Hugh Shamberger briefly describes a mention of Fairview Station:

From Washoe City to Carson, 14 miles; thence to Dayton, 12; Desert Wells, 12; Bisbey's,22; Carson River, 10; Sink of Carson River,16; Sandy Springs,18; Fairview Station, 14; Middle Gate, 12; Cold Springs Station, 10;Edwards Creek, 14; New Pass,10; Reese River,12; Reese River Mines,5; Simpson's Park Station,10.
-The Washoe Times, January 24, 1863, describing route to Reese River.

Measuring back the 12 miles from Middle Gate, to Fairview Station would put that station near the spot where the town of Fairfield (see map 2A) would be promoted 43 years later. However, it would seem more logical to assume that the station actually was situated at what later become West Gate, where the only water was available.

-Hugh Shamberger, The Story of Fairview, Early History, Development, Water Supply.

The USGS gets its location from John Mark Townley's book, "The Pony Express Guidebook, Across Nevada with the Pony Express and Overland Stage Line" (Reno, Nevada: Jamison Station Press, n.d., 57 pp. Route maps and location descriptions of stations. p33.)

While it may not have been logical to place a stage station in a place with no water, I would imagine that its location was perhaps dictated more by distance between existing stations than it was water supply. I find it doubtful that there would have been another station at West Gate if there was already one at Middle Gate. The distance between the two geographical features is less than three miles. Apologies to My Shamberger, but 12 miles from Middlegate Station puts Fairview Station at the approximate location that the Lincoln Highway book shows.

The reader should keep in mind that all mileages are derived from roads which still exist, in whatever condition, and it's entirely possible that in the space of one hundred and fifty years roads that existed back then could have faded back into the desert landscape.

Given instruction -> Resume the text about the location of Fairview Station, picking up after its final sentence.

Collection entries
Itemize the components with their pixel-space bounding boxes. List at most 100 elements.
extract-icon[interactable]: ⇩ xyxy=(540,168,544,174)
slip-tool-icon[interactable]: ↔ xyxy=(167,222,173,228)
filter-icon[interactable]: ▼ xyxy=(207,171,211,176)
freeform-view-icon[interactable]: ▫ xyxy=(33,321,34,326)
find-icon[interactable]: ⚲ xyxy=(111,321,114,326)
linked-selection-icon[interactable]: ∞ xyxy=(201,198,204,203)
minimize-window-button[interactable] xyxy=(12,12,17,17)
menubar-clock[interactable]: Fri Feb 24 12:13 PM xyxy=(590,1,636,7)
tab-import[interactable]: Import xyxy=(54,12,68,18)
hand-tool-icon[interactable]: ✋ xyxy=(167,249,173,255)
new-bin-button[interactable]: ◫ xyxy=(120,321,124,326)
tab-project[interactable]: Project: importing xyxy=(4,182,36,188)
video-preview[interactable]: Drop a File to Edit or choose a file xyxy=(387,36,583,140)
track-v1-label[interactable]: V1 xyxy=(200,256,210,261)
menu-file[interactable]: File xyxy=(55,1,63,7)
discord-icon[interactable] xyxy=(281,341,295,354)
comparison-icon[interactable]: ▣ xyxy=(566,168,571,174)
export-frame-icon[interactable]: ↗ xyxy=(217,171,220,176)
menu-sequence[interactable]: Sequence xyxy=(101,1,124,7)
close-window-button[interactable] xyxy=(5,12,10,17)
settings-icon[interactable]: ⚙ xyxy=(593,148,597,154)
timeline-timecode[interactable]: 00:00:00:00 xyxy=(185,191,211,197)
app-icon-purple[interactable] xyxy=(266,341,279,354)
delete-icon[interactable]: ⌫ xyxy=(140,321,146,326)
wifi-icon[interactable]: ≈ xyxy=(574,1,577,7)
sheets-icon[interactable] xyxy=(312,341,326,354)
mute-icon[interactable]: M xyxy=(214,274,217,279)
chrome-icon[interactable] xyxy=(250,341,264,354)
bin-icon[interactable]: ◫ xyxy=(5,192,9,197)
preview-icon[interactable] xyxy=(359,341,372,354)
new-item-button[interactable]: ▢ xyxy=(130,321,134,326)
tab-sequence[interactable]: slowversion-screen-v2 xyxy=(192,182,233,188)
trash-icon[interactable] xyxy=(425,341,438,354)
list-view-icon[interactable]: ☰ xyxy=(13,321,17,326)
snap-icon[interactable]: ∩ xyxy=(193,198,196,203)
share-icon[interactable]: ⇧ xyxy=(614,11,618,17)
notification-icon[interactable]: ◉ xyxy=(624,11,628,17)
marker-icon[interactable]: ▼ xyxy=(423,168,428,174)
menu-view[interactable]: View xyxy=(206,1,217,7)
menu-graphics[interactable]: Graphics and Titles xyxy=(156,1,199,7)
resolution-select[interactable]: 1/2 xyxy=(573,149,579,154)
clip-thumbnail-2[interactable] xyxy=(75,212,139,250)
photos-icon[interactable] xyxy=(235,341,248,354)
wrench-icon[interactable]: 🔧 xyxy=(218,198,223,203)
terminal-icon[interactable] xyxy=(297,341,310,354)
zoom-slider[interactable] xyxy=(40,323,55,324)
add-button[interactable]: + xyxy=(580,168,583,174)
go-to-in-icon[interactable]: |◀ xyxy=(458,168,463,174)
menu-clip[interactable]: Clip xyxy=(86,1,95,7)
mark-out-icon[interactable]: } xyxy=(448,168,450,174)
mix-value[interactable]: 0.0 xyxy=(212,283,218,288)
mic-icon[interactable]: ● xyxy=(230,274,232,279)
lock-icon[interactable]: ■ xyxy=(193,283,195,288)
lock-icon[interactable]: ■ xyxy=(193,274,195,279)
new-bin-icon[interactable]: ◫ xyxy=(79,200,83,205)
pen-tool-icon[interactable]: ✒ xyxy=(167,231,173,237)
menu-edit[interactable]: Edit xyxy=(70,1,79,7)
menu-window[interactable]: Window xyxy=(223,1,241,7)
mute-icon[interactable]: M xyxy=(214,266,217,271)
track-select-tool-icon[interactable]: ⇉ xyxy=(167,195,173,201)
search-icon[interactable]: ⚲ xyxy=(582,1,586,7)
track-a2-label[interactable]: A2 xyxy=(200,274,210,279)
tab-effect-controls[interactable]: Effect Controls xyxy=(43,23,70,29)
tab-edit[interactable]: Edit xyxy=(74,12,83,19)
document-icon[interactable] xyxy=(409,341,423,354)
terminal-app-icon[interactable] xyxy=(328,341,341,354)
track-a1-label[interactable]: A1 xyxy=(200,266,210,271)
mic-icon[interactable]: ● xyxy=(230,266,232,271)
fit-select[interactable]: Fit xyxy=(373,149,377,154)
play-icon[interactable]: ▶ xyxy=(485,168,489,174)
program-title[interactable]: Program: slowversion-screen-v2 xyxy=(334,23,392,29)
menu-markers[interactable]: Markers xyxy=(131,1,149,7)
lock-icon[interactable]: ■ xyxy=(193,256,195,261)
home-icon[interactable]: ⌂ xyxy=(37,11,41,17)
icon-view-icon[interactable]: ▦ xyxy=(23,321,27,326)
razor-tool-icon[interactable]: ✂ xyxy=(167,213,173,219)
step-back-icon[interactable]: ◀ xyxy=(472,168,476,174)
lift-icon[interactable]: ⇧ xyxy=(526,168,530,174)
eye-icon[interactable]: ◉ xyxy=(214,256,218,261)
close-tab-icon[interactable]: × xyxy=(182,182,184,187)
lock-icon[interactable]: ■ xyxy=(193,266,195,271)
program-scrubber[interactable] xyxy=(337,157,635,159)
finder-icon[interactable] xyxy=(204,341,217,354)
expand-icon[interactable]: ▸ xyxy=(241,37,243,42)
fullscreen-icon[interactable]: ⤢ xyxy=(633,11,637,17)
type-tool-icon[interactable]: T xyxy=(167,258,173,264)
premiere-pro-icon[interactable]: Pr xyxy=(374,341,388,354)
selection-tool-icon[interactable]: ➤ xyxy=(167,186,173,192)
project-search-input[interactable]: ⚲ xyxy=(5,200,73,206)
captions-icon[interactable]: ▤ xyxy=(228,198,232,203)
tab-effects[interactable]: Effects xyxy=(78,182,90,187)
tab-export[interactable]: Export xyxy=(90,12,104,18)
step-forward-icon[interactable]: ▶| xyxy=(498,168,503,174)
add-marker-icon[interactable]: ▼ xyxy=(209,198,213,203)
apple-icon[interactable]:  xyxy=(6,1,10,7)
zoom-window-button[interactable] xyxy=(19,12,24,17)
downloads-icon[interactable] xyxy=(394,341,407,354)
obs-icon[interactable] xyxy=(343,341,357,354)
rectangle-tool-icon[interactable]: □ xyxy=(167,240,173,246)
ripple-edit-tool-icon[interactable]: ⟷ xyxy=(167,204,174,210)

Result ->
So there you have it. We know for a fact that it's in Nevada. We know for a fact that it's somewhere between the site of La Plata and Middlegate. We're reasonably sure it's on or near the old road between those two places. The 1870 Federal Census lists Michael LeBeau and his family as Churchill County residents. By 1882 the station was abandoned, although it could have been and probably was abandoned before that, as the LeBeau's were living in Nye County in 1875, according to a Nevada State Census.

POST OFFICE None
NEWSPAPER None
WHAT IS

We couldn't really trust the maps, so all we really have to go by are the measurements provided by the articles of the time. The first two, "7 miles and 7.5 miles from La Plata," could be either the distance from La Plata itself [the intersection of the two roads], or the water source for La Plata, 1/3 of a mile NW of that intersection.

The newspaper article's figure, "12 miles west of Middlegate," should be measured from the historic station location, whose hamburgers we can taste even now. However, the list also shows the distance between Sand Springs Station and Fairview Station to be 14 miles. Using a somewhat convoluted route heading NE out of the Sand Springs Pass over existing dirt roads, the distance to the Lincoln Highway suggestion and the USGS selection is roughly 15 miles and 14.5 miles, respectively. Going from Sand Springs but heading NE through a canyon across from the Summit King Mine results in an almost exact 14 mile trek to the the USGS selection. Hmmmmm. Tracing back from Middlegate using existing roads, the USGS location seemed to fit the description more closely. That puts our Serious Search Area somewhere between the location that the USGS map suggests, and the seven miles or so from La Plata and its spring, give or take a mile or two.

Naturally, an actual serious search would take weeks or perhaps even months, and we had, basically, an afternoon, during most of which were thinking about Middlegate Monster Burgers, so cut us some slack.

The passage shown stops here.